Your goal: The answer should be each line from the entries below that has the word "hearing" in it.

Records from a collection:
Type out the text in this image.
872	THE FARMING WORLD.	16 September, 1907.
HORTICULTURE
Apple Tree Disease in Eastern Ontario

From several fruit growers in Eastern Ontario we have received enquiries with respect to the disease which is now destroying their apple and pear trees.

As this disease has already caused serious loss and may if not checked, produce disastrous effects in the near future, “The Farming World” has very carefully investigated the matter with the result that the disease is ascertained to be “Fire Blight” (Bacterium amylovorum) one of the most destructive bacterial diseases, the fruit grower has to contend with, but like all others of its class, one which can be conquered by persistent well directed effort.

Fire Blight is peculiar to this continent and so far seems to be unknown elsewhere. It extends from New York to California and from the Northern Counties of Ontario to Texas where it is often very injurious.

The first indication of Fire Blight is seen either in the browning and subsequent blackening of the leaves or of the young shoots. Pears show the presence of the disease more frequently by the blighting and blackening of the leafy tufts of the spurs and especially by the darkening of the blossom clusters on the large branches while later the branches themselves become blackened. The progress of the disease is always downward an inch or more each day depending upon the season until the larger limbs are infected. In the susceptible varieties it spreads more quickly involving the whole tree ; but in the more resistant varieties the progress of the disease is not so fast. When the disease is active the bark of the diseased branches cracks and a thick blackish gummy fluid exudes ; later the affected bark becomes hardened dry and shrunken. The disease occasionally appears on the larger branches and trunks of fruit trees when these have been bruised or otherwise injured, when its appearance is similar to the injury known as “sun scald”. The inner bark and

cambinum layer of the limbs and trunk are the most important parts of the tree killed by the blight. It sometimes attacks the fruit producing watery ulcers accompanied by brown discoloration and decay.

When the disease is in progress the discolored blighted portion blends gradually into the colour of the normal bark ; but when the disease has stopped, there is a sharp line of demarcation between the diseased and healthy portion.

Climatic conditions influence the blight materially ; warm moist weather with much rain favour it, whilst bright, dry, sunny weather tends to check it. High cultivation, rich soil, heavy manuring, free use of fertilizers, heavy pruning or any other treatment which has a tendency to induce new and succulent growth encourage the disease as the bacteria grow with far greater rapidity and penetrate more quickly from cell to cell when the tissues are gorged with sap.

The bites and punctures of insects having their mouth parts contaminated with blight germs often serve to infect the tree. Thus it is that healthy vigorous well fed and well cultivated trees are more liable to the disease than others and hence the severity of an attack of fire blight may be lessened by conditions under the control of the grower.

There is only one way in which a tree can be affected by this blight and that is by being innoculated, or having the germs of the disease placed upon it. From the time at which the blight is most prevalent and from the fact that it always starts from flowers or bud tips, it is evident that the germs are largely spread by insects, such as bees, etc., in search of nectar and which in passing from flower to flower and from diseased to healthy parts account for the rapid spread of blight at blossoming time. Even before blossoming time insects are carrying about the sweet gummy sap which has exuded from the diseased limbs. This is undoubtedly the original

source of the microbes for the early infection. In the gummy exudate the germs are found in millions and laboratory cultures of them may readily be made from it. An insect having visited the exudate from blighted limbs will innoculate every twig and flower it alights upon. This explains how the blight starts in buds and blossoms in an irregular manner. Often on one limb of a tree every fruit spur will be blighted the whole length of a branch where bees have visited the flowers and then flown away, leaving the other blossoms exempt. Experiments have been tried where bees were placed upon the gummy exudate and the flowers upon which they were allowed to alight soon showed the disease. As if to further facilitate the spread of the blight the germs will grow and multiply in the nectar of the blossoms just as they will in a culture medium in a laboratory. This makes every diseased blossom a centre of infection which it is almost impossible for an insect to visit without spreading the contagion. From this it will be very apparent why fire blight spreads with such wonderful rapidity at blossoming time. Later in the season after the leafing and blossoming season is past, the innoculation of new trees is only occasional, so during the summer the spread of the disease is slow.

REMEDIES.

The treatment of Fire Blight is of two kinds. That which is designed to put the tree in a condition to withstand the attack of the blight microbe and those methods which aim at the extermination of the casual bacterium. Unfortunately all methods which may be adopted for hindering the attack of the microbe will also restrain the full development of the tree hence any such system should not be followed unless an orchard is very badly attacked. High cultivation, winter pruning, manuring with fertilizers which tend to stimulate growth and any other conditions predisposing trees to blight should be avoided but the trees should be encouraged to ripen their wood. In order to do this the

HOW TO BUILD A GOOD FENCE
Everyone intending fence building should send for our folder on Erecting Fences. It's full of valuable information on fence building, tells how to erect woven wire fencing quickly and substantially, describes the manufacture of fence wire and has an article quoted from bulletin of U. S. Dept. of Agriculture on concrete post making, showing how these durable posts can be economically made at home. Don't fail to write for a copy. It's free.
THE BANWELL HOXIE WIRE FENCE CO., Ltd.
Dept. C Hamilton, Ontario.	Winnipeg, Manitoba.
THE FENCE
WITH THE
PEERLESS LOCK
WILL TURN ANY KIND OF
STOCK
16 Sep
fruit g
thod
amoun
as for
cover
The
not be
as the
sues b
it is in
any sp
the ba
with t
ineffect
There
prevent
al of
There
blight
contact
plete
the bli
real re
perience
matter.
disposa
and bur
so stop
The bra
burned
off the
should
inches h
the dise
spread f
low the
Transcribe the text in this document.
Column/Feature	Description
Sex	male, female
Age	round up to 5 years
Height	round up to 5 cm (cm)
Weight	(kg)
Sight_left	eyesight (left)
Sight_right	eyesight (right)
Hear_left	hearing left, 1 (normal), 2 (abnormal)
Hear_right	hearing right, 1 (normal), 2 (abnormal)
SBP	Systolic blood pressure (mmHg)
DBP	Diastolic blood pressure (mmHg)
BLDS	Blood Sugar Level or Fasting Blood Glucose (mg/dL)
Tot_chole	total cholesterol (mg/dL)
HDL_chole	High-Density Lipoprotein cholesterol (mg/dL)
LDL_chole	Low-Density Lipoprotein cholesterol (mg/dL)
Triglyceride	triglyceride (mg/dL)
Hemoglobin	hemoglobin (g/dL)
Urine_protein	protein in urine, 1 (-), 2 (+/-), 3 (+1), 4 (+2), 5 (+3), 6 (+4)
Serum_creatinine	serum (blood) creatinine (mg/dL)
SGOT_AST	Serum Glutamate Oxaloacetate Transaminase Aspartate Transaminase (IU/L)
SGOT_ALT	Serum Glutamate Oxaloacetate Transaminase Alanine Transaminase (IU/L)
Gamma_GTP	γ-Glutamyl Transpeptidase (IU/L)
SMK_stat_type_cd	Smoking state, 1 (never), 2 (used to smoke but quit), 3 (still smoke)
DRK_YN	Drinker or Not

Answer section:
Hear_left	hearing left, 1 (normal), 2 (abnormal)
Hear_right	hearing right, 1 (normal), 2 (abnormal)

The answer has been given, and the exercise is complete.